_Supplied information_

---------------

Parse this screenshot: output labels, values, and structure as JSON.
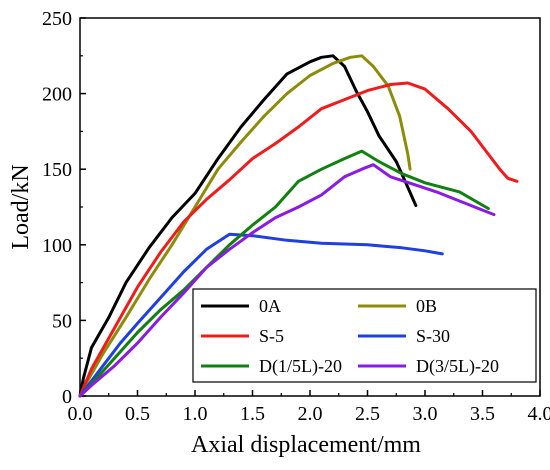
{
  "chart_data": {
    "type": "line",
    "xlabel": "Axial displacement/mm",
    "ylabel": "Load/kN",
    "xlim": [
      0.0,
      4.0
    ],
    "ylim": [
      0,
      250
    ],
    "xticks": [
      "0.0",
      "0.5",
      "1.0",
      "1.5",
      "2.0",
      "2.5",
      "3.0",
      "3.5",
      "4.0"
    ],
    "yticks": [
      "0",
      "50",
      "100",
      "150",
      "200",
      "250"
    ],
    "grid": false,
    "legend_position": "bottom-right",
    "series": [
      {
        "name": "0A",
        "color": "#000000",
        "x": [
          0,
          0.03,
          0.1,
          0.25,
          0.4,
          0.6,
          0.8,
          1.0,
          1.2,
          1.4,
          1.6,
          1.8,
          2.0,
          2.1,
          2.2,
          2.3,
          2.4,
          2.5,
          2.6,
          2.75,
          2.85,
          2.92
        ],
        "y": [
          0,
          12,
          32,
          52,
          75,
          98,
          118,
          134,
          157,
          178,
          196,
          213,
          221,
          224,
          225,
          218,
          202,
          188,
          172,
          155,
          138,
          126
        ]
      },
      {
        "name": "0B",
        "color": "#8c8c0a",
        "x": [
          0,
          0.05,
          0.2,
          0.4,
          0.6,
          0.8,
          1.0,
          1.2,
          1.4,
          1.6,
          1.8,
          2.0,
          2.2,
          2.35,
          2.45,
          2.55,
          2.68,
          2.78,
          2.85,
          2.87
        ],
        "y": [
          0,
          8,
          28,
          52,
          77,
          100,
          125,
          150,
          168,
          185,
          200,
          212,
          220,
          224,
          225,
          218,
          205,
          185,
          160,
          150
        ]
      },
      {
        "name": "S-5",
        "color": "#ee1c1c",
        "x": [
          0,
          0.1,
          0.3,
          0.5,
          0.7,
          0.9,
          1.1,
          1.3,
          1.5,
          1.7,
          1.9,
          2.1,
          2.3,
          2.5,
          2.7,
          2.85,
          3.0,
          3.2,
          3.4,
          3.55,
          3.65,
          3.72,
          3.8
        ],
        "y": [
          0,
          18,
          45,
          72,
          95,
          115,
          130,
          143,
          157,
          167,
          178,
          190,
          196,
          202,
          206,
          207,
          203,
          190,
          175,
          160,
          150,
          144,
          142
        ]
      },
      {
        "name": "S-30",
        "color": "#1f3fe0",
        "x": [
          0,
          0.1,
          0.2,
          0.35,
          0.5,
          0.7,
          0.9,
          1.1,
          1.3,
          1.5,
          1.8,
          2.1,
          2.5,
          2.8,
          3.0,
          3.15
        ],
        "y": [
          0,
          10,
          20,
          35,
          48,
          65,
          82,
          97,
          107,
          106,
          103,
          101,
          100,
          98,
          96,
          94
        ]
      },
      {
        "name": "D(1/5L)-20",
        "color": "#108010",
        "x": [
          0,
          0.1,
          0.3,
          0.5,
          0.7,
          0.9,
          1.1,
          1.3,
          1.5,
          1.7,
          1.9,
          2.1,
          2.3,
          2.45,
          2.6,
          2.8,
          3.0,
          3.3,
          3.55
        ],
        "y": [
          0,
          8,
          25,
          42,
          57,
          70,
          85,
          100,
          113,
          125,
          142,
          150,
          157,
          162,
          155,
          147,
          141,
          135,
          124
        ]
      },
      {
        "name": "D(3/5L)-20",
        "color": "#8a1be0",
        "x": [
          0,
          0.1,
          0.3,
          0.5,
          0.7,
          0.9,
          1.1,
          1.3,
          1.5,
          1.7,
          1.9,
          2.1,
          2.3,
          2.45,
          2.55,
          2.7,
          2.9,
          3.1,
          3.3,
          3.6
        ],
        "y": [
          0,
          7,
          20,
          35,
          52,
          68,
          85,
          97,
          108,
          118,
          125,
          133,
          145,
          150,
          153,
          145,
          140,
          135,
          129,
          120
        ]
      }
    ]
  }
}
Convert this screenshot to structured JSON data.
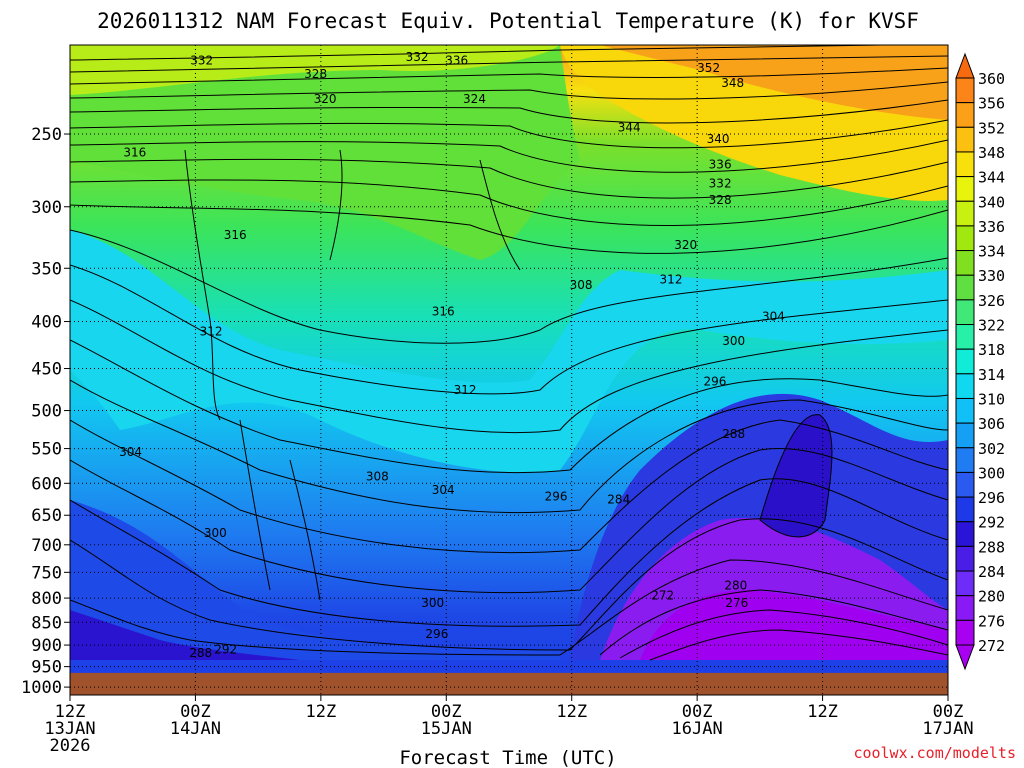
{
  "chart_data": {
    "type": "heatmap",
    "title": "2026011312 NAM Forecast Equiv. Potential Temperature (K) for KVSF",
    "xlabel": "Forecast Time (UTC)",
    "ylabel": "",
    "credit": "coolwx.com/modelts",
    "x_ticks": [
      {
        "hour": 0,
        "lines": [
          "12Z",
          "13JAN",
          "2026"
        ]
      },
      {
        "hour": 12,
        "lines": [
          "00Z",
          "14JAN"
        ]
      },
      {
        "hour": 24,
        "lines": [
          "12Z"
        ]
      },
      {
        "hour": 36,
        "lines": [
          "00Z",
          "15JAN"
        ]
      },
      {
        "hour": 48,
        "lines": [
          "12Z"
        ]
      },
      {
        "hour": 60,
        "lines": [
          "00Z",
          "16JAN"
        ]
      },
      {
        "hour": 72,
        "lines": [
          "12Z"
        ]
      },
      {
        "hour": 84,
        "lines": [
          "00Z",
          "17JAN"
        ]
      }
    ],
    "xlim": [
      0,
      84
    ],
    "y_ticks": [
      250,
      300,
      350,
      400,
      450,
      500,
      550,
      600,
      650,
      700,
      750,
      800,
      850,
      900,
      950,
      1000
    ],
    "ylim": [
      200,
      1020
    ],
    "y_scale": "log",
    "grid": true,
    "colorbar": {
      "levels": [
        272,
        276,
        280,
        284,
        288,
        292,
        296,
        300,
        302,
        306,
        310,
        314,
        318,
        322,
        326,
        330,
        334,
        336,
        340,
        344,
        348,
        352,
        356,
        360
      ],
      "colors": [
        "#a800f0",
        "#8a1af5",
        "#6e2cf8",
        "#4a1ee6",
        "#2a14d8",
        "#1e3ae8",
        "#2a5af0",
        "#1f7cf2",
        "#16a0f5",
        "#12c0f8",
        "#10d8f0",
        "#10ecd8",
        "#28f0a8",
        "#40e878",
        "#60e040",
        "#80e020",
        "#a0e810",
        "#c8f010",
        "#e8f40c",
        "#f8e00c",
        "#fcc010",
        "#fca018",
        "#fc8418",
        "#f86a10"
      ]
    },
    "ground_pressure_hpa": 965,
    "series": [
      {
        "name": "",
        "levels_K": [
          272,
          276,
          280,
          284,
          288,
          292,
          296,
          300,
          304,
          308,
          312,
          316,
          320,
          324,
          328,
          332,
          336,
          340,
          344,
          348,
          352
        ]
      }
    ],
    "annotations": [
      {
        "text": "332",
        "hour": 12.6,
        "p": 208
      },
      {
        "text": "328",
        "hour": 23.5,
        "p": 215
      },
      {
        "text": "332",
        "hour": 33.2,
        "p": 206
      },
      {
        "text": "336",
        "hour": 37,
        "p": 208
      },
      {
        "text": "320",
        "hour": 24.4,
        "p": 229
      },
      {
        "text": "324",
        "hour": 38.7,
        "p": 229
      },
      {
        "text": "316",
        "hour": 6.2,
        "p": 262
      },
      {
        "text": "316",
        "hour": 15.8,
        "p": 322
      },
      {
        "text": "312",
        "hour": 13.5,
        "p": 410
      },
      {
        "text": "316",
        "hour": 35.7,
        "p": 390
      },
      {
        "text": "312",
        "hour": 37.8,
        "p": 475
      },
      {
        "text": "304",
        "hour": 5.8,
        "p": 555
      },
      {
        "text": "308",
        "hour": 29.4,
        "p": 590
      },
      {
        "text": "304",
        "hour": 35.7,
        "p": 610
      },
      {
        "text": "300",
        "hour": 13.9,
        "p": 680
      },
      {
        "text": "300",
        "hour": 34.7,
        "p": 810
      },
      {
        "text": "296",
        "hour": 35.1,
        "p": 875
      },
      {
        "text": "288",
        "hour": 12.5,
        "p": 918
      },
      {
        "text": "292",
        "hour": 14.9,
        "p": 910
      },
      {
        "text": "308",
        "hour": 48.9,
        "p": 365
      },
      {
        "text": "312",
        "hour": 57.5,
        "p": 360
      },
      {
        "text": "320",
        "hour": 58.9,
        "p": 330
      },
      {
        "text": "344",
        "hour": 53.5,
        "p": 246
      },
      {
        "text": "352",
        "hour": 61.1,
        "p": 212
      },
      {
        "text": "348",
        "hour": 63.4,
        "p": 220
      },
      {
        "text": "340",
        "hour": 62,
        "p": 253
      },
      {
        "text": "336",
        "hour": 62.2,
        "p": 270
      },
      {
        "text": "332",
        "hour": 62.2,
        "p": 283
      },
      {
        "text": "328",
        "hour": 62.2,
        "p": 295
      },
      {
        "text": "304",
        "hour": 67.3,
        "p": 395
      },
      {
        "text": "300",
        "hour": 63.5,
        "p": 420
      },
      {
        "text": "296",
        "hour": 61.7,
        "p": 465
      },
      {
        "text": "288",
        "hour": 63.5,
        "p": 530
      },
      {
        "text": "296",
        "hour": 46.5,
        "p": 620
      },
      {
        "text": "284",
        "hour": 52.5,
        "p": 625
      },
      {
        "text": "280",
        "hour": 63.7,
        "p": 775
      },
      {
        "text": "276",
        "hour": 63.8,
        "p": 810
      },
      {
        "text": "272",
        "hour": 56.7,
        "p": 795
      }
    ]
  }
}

---------------

_Challenge_
Scan the material line by line and report each one that contains "name".

_Task output_
        "name": "0A",
        "name": "0B",
        "name": "S-5",
        "name": "S-30",
        "name": "D(1/5L)-20",
        "name": "D(3/5L)-20",
        "name": "",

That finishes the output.